*WHAT IS ASKED:* In the data that follows, find the line containing "Type out the text in this image."; then quote that line and every line after it, exactly, through the last one.

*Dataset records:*
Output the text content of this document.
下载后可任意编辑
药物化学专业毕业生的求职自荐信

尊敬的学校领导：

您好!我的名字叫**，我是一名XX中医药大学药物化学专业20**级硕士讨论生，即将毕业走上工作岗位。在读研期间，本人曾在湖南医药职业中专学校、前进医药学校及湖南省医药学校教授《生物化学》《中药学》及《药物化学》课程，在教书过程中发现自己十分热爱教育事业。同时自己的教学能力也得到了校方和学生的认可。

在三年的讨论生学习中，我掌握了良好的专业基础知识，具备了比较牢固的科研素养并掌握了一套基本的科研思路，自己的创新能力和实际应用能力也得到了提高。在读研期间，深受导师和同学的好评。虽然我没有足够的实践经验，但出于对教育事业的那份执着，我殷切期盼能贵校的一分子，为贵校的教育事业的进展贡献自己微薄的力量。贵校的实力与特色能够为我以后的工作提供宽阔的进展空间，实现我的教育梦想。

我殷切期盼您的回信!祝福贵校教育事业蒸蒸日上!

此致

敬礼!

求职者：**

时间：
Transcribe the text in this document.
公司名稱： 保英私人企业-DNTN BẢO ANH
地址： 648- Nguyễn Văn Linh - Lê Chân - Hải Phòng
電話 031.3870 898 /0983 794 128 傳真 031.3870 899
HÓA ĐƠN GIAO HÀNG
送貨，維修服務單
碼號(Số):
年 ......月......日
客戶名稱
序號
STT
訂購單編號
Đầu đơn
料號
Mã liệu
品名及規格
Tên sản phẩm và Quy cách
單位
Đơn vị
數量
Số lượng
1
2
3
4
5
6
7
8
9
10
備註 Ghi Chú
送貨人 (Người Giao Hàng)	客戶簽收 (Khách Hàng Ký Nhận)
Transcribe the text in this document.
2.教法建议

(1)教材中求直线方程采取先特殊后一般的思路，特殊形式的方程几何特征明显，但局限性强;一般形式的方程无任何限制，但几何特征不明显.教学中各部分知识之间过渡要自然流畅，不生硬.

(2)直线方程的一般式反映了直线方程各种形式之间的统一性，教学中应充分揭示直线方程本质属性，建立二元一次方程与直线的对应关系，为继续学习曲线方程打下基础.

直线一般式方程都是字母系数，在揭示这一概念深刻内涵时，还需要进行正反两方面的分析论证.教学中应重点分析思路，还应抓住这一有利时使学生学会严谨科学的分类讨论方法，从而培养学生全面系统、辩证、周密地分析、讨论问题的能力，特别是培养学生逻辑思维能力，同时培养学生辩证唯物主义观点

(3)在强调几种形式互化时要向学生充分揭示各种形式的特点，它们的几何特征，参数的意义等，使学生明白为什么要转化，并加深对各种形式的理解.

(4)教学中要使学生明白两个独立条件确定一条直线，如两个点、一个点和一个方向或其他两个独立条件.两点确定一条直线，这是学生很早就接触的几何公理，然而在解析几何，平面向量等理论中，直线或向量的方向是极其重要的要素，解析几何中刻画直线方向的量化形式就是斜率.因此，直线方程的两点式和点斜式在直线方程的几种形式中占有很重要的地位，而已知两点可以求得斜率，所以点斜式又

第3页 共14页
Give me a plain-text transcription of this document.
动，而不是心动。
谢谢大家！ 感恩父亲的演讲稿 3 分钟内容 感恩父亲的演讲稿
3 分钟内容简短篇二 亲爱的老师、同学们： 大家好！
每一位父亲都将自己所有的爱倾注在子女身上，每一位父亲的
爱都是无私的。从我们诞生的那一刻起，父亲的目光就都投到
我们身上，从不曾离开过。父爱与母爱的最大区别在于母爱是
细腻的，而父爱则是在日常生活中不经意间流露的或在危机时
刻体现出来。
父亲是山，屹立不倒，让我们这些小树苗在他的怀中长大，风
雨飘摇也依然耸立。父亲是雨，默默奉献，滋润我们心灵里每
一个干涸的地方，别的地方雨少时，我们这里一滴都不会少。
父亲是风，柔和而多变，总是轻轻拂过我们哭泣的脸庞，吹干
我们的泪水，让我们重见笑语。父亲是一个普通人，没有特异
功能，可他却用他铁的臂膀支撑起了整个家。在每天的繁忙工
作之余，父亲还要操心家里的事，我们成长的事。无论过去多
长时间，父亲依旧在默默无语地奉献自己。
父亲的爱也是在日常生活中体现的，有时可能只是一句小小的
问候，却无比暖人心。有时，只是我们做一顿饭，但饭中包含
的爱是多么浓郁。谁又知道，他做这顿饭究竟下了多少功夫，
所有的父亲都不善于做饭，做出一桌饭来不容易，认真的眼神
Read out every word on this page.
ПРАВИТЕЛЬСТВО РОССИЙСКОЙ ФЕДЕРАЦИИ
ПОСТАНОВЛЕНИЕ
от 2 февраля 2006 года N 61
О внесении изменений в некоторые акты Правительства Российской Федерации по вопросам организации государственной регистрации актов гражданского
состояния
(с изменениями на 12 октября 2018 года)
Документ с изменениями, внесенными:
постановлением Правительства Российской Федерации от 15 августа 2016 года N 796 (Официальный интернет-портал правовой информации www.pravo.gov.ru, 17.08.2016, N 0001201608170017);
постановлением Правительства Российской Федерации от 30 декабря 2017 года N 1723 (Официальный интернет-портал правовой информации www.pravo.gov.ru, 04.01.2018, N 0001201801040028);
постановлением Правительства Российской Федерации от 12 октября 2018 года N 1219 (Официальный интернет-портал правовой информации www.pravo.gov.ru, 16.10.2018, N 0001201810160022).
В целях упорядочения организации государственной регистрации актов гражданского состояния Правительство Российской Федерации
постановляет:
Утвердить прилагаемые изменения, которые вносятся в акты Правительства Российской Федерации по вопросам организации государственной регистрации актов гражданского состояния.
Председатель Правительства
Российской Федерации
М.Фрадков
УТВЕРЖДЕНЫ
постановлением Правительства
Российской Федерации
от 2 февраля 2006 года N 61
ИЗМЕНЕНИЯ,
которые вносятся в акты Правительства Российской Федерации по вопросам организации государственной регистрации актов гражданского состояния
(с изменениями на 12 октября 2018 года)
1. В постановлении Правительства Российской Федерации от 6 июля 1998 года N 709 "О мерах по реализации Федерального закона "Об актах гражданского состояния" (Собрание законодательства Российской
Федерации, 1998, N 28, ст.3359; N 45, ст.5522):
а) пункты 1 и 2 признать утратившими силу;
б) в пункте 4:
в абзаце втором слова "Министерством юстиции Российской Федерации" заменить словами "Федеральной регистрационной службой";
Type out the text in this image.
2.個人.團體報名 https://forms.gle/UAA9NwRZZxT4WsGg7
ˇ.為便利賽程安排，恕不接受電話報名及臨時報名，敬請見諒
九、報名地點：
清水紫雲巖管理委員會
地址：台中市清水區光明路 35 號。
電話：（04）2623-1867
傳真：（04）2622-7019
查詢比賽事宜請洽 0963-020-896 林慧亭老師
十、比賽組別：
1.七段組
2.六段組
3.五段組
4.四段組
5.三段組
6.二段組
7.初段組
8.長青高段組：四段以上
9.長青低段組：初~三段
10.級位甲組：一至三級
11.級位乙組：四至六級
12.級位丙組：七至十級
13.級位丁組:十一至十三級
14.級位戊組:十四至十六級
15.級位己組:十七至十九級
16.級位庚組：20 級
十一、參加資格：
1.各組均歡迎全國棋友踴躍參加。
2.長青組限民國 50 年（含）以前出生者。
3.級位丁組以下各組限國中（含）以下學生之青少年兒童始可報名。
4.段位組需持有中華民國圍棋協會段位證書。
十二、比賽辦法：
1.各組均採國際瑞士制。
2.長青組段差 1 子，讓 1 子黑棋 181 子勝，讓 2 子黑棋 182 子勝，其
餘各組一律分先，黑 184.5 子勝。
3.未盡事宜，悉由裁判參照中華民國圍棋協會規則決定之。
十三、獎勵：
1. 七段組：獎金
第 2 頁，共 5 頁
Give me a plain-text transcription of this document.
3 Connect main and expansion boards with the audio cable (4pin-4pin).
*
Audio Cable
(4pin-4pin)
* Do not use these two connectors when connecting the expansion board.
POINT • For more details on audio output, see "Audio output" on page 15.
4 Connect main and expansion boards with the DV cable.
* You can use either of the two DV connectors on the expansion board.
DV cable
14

*FULL ANSWER:*
Type out the text in this image.
2.個人.團體報名 https://forms.gle/UAA9NwRZZxT4WsGg7
ˇ.為便利賽程安排，恕不接受電話報名及臨時報名，敬請見諒
九、報名地點：
清水紫雲巖管理委員會
地址：台中市清水區光明路 35 號。
電話：（04）2623-1867
傳真：（04）2622-7019
查詢比賽事宜請洽 0963-020-896 林慧亭老師
十、比賽組別：
1.七段組
2.六段組
3.五段組
4.四段組
5.三段組
6.二段組
7.初段組
8.長青高段組：四段以上
9.長青低段組：初~三段
10.級位甲組：一至三級
11.級位乙組：四至六級
12.級位丙組：七至十級
13.級位丁組:十一至十三級
14.級位戊組:十四至十六級
15.級位己組:十七至十九級
16.級位庚組：20 級
十一、參加資格：
1.各組均歡迎全國棋友踴躍參加。
2.長青組限民國 50 年（含）以前出生者。
3.級位丁組以下各組限國中（含）以下學生之青少年兒童始可報名。
4.段位組需持有中華民國圍棋協會段位證書。
十二、比賽辦法：
1.各組均採國際瑞士制。
2.長青組段差 1 子，讓 1 子黑棋 181 子勝，讓 2 子黑棋 182 子勝，其
餘各組一律分先，黑 184.5 子勝。
3.未盡事宜，悉由裁判參照中華民國圍棋協會規則決定之。
十三、獎勵：
1. 七段組：獎金
第 2 頁，共 5 頁
Give me a plain-text transcription of this document.
3 Connect main and expansion boards with the audio cable (4pin-4pin).
*
Audio Cable
(4pin-4pin)
* Do not use these two connectors when connecting the expansion board.
POINT • For more details on audio output, see "Audio output" on page 15.
4 Connect main and expansion boards with the DV cable.
* You can use either of the two DV connectors on the expansion board.
DV cable
14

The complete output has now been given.